→ **REQUEST**:
Repeat each record below exactly, dropping the pictures.

====== DATA SHOWN ======

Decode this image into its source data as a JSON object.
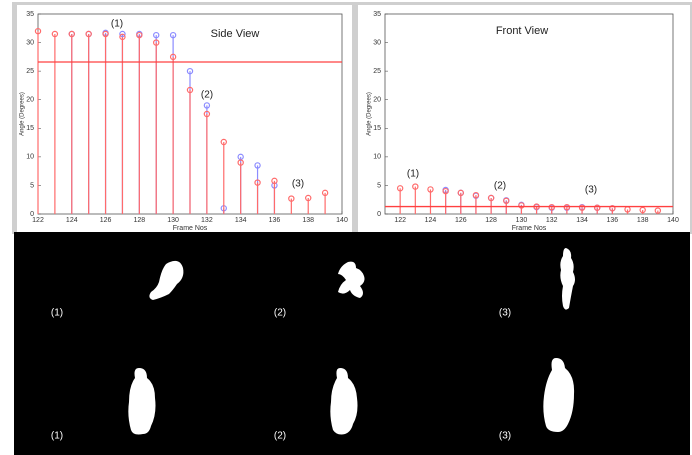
{
  "chart_data": [
    {
      "type": "stem",
      "title": "Side View",
      "x_label": "Frame Nos",
      "y_label": "Angle (Degrees)",
      "x": [
        122,
        123,
        124,
        125,
        126,
        127,
        128,
        129,
        130,
        131,
        132,
        133,
        134,
        135,
        136,
        137,
        138,
        139
      ],
      "series": [
        {
          "color": "#8c8cff",
          "values": [
            null,
            null,
            31.5,
            31.5,
            31.7,
            31.5,
            31.5,
            31.3,
            31.3,
            25,
            19,
            1,
            10,
            8.5,
            5,
            null,
            null,
            null
          ]
        },
        {
          "color": "#ff6b6b",
          "values": [
            32,
            31.5,
            31.5,
            31.5,
            31.5,
            31,
            31.3,
            30,
            27.5,
            21.7,
            17.5,
            12.6,
            9,
            5.5,
            5.8,
            2.7,
            2.8,
            3.7
          ]
        }
      ],
      "threshold": 26.6,
      "threshold_color": "#ff4040",
      "annotations": [
        "(1)",
        "(2)",
        "(3)"
      ],
      "xlim": [
        122,
        140
      ],
      "xticks": [
        122,
        124,
        126,
        128,
        130,
        132,
        134,
        136,
        138,
        140
      ],
      "ylim": [
        0,
        35
      ],
      "yticks": [
        0,
        5,
        10,
        15,
        20,
        25,
        30,
        35
      ]
    },
    {
      "type": "stem",
      "title": "Front View",
      "x_label": "Frame Nos",
      "y_label": "Angle (Degrees)",
      "x": [
        122,
        123,
        124,
        125,
        126,
        127,
        128,
        129,
        130,
        131,
        132,
        133,
        134,
        135,
        136,
        137,
        138,
        139
      ],
      "series": [
        {
          "color": "#8c8cff",
          "values": [
            null,
            null,
            null,
            4.2,
            3.7,
            3.2,
            2.8,
            2.4,
            1.6,
            1.2,
            1.1,
            1.1,
            1.2,
            1.1,
            1,
            null,
            null,
            null
          ]
        },
        {
          "color": "#ff6b6b",
          "values": [
            4.5,
            4.8,
            4.3,
            4,
            3.7,
            3.3,
            2.8,
            2.3,
            1.5,
            1.3,
            1.2,
            1.2,
            1.1,
            1.1,
            1,
            0.8,
            0.7,
            0.6
          ]
        }
      ],
      "threshold": 1.3,
      "threshold_color": "#ff4040",
      "annotations": [
        "(1)",
        "(2)",
        "(3)"
      ],
      "xlim": [
        121,
        140
      ],
      "xticks": [
        122,
        124,
        126,
        128,
        130,
        132,
        134,
        136,
        138,
        140
      ],
      "ylim": [
        0,
        35
      ],
      "yticks": [
        0,
        5,
        10,
        15,
        20,
        25,
        30,
        35
      ]
    }
  ],
  "figure_labels": [
    "(1)",
    "(2)",
    "(3)",
    "(1)",
    "(2)",
    "(3)"
  ]
}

======

→ **RESULT FOR THIS TASK**:
Decode this image into its source data as a JSON object.
{
  "chart_data": [
    {
      "type": "stem",
      "title": "Side View",
      "x_label": "Frame Nos",
      "y_label": "Angle (Degrees)",
      "x": [
        122,
        123,
        124,
        125,
        126,
        127,
        128,
        129,
        130,
        131,
        132,
        133,
        134,
        135,
        136,
        137,
        138,
        139
      ],
      "series": [
        {
          "color": "#8c8cff",
          "values": [
            null,
            null,
            31.5,
            31.5,
            31.7,
            31.5,
            31.5,
            31.3,
            31.3,
            25,
            19,
            1,
            10,
            8.5,
            5,
            null,
            null,
            null
          ]
        },
        {
          "color": "#ff6b6b",
          "values": [
            32,
            31.5,
            31.5,
            31.5,
            31.5,
            31,
            31.3,
            30,
            27.5,
            21.7,
            17.5,
            12.6,
            9,
            5.5,
            5.8,
            2.7,
            2.8,
            3.7
          ]
        }
      ],
      "threshold": 26.6,
      "threshold_color": "#ff4040",
      "annotations": [
        "(1)",
        "(2)",
        "(3)"
      ],
      "xlim": [
        122,
        140
      ],
      "xticks": [
        122,
        124,
        126,
        128,
        130,
        132,
        134,
        136,
        138,
        140
      ],
      "ylim": [
        0,
        35
      ],
      "yticks": [
        0,
        5,
        10,
        15,
        20,
        25,
        30,
        35
      ]
    },
    {
      "type": "stem",
      "title": "Front View",
      "x_label": "Frame Nos",
      "y_label": "Angle (Degrees)",
      "x": [
        122,
        123,
        124,
        125,
        126,
        127,
        128,
        129,
        130,
        131,
        132,
        133,
        134,
        135,
        136,
        137,
        138,
        139
      ],
      "series": [
        {
          "color": "#8c8cff",
          "values": [
            null,
            null,
            null,
            4.2,
            3.7,
            3.2,
            2.8,
            2.4,
            1.6,
            1.2,
            1.1,
            1.1,
            1.2,
            1.1,
            1,
            null,
            null,
            null
          ]
        },
        {
          "color": "#ff6b6b",
          "values": [
            4.5,
            4.8,
            4.3,
            4,
            3.7,
            3.3,
            2.8,
            2.3,
            1.5,
            1.3,
            1.2,
            1.2,
            1.1,
            1.1,
            1,
            0.8,
            0.7,
            0.6
          ]
        }
      ],
      "threshold": 1.3,
      "threshold_color": "#ff4040",
      "annotations": [
        "(1)",
        "(2)",
        "(3)"
      ],
      "xlim": [
        121,
        140
      ],
      "xticks": [
        122,
        124,
        126,
        128,
        130,
        132,
        134,
        136,
        138,
        140
      ],
      "ylim": [
        0,
        35
      ],
      "yticks": [
        0,
        5,
        10,
        15,
        20,
        25,
        30,
        35
      ]
    }
  ],
  "figure_labels": [
    "(1)",
    "(2)",
    "(3)",
    "(1)",
    "(2)",
    "(3)"
  ]
}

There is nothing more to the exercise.